## EXERCISE DETAILS
Reproduce all entries precisely as they are written.

━━ ROWS

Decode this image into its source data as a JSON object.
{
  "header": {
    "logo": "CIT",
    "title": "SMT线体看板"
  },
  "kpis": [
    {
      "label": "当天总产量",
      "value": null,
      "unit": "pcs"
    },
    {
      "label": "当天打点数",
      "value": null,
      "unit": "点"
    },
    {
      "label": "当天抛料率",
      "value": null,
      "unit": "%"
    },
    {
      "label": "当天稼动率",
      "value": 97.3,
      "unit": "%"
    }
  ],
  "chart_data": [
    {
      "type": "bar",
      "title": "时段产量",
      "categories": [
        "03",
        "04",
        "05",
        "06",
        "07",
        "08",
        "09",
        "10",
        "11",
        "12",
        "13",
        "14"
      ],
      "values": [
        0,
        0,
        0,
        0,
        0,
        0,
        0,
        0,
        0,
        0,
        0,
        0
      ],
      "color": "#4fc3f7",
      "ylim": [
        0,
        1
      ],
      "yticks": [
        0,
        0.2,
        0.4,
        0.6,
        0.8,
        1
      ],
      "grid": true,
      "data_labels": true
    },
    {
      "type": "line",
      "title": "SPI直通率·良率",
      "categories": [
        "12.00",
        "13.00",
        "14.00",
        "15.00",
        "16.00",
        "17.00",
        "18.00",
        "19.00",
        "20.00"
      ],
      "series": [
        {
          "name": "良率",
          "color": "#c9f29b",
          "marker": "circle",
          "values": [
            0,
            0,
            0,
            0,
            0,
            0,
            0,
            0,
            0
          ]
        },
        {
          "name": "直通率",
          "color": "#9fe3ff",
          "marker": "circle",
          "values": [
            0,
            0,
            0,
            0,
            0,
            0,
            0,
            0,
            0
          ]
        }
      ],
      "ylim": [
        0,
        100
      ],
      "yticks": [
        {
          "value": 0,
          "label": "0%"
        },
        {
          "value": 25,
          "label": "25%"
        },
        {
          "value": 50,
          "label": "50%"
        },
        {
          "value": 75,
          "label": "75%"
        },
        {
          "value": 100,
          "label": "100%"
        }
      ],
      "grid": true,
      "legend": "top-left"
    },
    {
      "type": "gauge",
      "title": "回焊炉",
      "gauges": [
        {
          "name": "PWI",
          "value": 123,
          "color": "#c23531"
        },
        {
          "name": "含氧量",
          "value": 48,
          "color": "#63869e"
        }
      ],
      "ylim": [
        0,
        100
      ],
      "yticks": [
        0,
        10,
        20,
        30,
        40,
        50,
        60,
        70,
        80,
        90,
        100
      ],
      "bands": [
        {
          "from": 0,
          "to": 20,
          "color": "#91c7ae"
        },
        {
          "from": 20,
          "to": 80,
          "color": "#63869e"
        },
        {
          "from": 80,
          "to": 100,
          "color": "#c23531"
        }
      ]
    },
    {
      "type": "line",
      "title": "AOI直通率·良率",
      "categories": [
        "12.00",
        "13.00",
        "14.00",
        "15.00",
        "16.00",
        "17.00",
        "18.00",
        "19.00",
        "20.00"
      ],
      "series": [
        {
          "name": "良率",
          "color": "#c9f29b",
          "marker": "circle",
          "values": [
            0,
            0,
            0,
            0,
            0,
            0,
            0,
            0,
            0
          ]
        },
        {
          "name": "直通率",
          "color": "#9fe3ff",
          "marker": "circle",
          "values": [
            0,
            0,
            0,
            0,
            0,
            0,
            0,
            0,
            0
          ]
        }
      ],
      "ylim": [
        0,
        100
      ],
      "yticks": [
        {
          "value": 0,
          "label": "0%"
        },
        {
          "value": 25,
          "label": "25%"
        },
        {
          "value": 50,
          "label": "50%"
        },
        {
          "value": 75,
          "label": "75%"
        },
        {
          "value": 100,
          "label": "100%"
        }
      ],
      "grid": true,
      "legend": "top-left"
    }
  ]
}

━━━━

## COMPLETED EXERCISE
Decode this image into its source data as a JSON object.
{
  "header": {
    "logo": "CIT",
    "title": "SMT线体看板"
  },
  "kpis": [
    {
      "label": "当天总产量",
      "value": null,
      "unit": "pcs"
    },
    {
      "label": "当天打点数",
      "value": null,
      "unit": "点"
    },
    {
      "label": "当天抛料率",
      "value": null,
      "unit": "%"
    },
    {
      "label": "当天稼动率",
      "value": 97.3,
      "unit": "%"
    }
  ],
  "chart_data": [
    {
      "type": "bar",
      "title": "时段产量",
      "categories": [
        "03",
        "04",
        "05",
        "06",
        "07",
        "08",
        "09",
        "10",
        "11",
        "12",
        "13",
        "14"
      ],
      "values": [
        0,
        0,
        0,
        0,
        0,
        0,
        0,
        0,
        0,
        0,
        0,
        0
      ],
      "color": "#4fc3f7",
      "ylim": [
        0,
        1
      ],
      "yticks": [
        0,
        0.2,
        0.4,
        0.6,
        0.8,
        1
      ],
      "grid": true,
      "data_labels": true
    },
    {
      "type": "line",
      "title": "SPI直通率·良率",
      "categories": [
        "12.00",
        "13.00",
        "14.00",
        "15.00",
        "16.00",
        "17.00",
        "18.00",
        "19.00",
        "20.00"
      ],
      "series": [
        {
          "name": "良率",
          "color": "#c9f29b",
          "marker": "circle",
          "values": [
            0,
            0,
            0,
            0,
            0,
            0,
            0,
            0,
            0
          ]
        },
        {
          "name": "直通率",
          "color": "#9fe3ff",
          "marker": "circle",
          "values": [
            0,
            0,
            0,
            0,
            0,
            0,
            0,
            0,
            0
          ]
        }
      ],
      "ylim": [
        0,
        100
      ],
      "yticks": [
        {
          "value": 0,
          "label": "0%"
        },
        {
          "value": 25,
          "label": "25%"
        },
        {
          "value": 50,
          "label": "50%"
        },
        {
          "value": 75,
          "label": "75%"
        },
        {
          "value": 100,
          "label": "100%"
        }
      ],
      "grid": true,
      "legend": "top-left"
    },
    {
      "type": "gauge",
      "title": "回焊炉",
      "gauges": [
        {
          "name": "PWI",
          "value": 123,
          "color": "#c23531"
        },
        {
          "name": "含氧量",
          "value": 48,
          "color": "#63869e"
        }
      ],
      "ylim": [
        0,
        100
      ],
      "yticks": [
        0,
        10,
        20,
        30,
        40,
        50,
        60,
        70,
        80,
        90,
        100
      ],
      "bands": [
        {
          "from": 0,
          "to": 20,
          "color": "#91c7ae"
        },
        {
          "from": 20,
          "to": 80,
          "color": "#63869e"
        },
        {
          "from": 80,
          "to": 100,
          "color": "#c23531"
        }
      ]
    },
    {
      "type": "line",
      "title": "AOI直通率·良率",
      "categories": [
        "12.00",
        "13.00",
        "14.00",
        "15.00",
        "16.00",
        "17.00",
        "18.00",
        "19.00",
        "20.00"
      ],
      "series": [
        {
          "name": "良率",
          "color": "#c9f29b",
          "marker": "circle",
          "values": [
            0,
            0,
            0,
            0,
            0,
            0,
            0,
            0,
            0
          ]
        },
        {
          "name": "直通率",
          "color": "#9fe3ff",
          "marker": "circle",
          "values": [
            0,
            0,
            0,
            0,
            0,
            0,
            0,
            0,
            0
          ]
        }
      ],
      "ylim": [
        0,
        100
      ],
      "yticks": [
        {
          "value": 0,
          "label": "0%"
        },
        {
          "value": 25,
          "label": "25%"
        },
        {
          "value": 50,
          "label": "50%"
        },
        {
          "value": 75,
          "label": "75%"
        },
        {
          "value": 100,
          "label": "100%"
        }
      ],
      "grid": true,
      "legend": "top-left"
    }
  ]
}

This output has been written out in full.